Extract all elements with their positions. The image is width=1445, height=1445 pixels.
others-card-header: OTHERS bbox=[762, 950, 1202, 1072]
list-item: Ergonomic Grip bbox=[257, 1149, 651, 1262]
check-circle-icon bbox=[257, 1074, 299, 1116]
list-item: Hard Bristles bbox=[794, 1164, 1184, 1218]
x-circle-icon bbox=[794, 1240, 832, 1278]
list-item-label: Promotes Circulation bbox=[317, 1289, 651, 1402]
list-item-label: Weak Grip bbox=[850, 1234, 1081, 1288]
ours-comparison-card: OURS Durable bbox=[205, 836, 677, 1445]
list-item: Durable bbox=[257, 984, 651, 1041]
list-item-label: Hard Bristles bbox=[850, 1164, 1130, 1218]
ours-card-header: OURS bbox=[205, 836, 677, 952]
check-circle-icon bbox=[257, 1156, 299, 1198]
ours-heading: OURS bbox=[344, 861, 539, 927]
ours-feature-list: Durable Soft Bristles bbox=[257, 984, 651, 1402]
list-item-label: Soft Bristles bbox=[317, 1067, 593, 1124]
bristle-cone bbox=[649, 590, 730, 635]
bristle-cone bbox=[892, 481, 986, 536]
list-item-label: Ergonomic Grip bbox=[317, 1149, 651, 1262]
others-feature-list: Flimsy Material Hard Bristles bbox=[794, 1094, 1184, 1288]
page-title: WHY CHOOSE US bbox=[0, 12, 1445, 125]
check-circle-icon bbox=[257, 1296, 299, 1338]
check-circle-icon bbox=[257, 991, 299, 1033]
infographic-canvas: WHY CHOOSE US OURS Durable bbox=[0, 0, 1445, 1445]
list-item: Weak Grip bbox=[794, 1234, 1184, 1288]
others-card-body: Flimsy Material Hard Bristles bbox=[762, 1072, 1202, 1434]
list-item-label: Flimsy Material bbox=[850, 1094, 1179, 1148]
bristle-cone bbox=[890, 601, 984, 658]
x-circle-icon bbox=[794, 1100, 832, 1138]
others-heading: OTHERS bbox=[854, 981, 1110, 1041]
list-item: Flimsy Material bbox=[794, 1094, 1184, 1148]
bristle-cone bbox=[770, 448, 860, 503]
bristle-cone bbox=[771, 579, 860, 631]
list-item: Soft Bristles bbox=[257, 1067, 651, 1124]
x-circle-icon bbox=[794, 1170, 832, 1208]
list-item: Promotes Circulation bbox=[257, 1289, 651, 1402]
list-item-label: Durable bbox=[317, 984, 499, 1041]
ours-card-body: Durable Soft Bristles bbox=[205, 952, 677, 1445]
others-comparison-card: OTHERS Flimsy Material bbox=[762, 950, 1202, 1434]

**Your objective:** Copy out all the lines of the items above, changing every "Hard Bristles" to "Stiff Bristles" and leaving the rest unchanged.

**Exercise output:**
Extract all elements with their positions. The image is width=1445, height=1445 pixels.
others-card-header: OTHERS bbox=[762, 950, 1202, 1072]
list-item: Ergonomic Grip bbox=[257, 1149, 651, 1262]
check-circle-icon bbox=[257, 1074, 299, 1116]
list-item: Stiff Bristles bbox=[794, 1164, 1184, 1218]
x-circle-icon bbox=[794, 1240, 832, 1278]
list-item-label: Promotes Circulation bbox=[317, 1289, 651, 1402]
list-item-label: Weak Grip bbox=[850, 1234, 1081, 1288]
ours-comparison-card: OURS Durable bbox=[205, 836, 677, 1445]
list-item: Durable bbox=[257, 984, 651, 1041]
list-item-label: Stiff Bristles bbox=[850, 1164, 1130, 1218]
ours-card-header: OURS bbox=[205, 836, 677, 952]
check-circle-icon bbox=[257, 1156, 299, 1198]
ours-heading: OURS bbox=[344, 861, 539, 927]
ours-feature-list: Durable Soft Bristles bbox=[257, 984, 651, 1402]
list-item-label: Soft Bristles bbox=[317, 1067, 593, 1124]
bristle-cone bbox=[649, 590, 730, 635]
bristle-cone bbox=[892, 481, 986, 536]
list-item-label: Ergonomic Grip bbox=[317, 1149, 651, 1262]
others-feature-list: Flimsy Material Stiff Bristles bbox=[794, 1094, 1184, 1288]
page-title: WHY CHOOSE US bbox=[0, 12, 1445, 125]
check-circle-icon bbox=[257, 1296, 299, 1338]
check-circle-icon bbox=[257, 991, 299, 1033]
infographic-canvas: WHY CHOOSE US OURS Durable bbox=[0, 0, 1445, 1445]
list-item: Weak Grip bbox=[794, 1234, 1184, 1288]
others-card-body: Flimsy Material Stiff Bristles bbox=[762, 1072, 1202, 1434]
list-item-label: Flimsy Material bbox=[850, 1094, 1179, 1148]
bristle-cone bbox=[890, 601, 984, 658]
x-circle-icon bbox=[794, 1100, 832, 1138]
others-heading: OTHERS bbox=[854, 981, 1110, 1041]
list-item: Flimsy Material bbox=[794, 1094, 1184, 1148]
bristle-cone bbox=[770, 448, 860, 503]
bristle-cone bbox=[771, 579, 860, 631]
list-item: Soft Bristles bbox=[257, 1067, 651, 1124]
x-circle-icon bbox=[794, 1170, 832, 1208]
list-item: Promotes Circulation bbox=[257, 1289, 651, 1402]
list-item-label: Durable bbox=[317, 984, 499, 1041]
ours-card-body: Durable Soft Bristles bbox=[205, 952, 677, 1445]
others-comparison-card: OTHERS Flimsy Material bbox=[762, 950, 1202, 1434]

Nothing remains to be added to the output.